Continue the text on valuing a business beyond its PE ratio from where it stops.

*Provided text*.
========

PE is not valuation, it is at best a short hand for valuation. The only way I can reliably value a business is to ask myself how will the financials change for the business over my investment horizon? This forces me to consider a lot of things -

What is the baseline growth for the industry? How is this changing and to what extent?
What does the unit economics for the particular industry/business look like? How can this change?
Competitive structure and the relative competitive position - market share, products, new product development
Risk of disruption over the medium term if not the long term
Risk of fuzzy accounting
Longevity of the business - directly impacts the terminal value one can assign
and many more perspectives

My experience has been that once you get down to doing structured work on analyzing the past and having a view on what the future might look like (given your understanding of the business) and have these views captured in a financial model that is representative of your investment horizon - 80% of the work is done. Once this is in place it is very easy to make changes to some assumptions and figure out how the financials could change as a result. While the exercise is not intended to be precise or even very accurate, this gives you a good enough framework to be able to make decisions consistently across time. When the corporate tax rate was changed in Sep 2019 all I had to do was change one cell in the model and the impact of this on the specific business could be quantified.

========

*Records provided*.

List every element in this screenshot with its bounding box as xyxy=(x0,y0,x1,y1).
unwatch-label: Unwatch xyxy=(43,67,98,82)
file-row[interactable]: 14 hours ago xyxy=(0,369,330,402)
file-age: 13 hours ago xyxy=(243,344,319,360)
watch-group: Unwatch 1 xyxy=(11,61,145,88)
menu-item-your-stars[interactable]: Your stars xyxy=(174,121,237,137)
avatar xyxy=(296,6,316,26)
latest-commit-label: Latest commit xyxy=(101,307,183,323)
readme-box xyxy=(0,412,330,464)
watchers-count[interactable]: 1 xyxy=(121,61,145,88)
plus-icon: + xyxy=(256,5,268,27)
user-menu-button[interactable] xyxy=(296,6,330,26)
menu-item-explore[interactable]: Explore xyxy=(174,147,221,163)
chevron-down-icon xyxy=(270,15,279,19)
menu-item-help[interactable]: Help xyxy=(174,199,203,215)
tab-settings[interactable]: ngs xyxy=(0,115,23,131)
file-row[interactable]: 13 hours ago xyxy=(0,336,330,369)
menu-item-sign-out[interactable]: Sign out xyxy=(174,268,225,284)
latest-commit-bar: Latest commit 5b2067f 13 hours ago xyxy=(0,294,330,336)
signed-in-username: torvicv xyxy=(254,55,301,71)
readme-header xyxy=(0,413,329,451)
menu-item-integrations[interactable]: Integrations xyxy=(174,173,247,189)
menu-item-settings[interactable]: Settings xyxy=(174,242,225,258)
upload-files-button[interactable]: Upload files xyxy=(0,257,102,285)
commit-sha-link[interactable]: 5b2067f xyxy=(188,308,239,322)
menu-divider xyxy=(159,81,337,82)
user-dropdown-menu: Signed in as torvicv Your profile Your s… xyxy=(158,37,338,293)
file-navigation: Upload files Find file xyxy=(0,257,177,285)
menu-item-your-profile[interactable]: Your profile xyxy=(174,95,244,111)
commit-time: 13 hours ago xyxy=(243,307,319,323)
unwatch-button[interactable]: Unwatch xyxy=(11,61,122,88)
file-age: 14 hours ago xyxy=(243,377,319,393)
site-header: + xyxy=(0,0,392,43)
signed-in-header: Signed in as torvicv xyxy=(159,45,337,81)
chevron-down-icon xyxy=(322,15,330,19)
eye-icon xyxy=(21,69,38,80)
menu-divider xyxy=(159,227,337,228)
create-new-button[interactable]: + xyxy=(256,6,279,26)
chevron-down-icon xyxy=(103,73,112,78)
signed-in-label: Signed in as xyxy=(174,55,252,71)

========

*Output below*.
Very few investors (professional investors included) do this structured leg work over a sustained period of time. What we have is people reading some annual reports, checking what the average PE for the company/industry has been and having debates on metrics like growth rates, capital efficiency as if they are static variables that cannot change.

The very exercise of putting pen to paper or building financial models that capture your assumptions about a business brings tremendous clarity to whatever you do. Your decision need not be based purely on this (after all GIGO is a risk) but the exercise by itself is extremely useful in expressing a view on valuation.

Valuation should be a lot of hard work and a tangible exercise that can ensure consistency in decision making over time. After doing the leg work it becomes relatively easier to spot anomalies like a business getting priced for 8-10% growth while 15-18% growth might be the more realistic scenario. It can also become apparent that the particular business is more sensitive to near term earnings rather than what it can do over the next 10 years.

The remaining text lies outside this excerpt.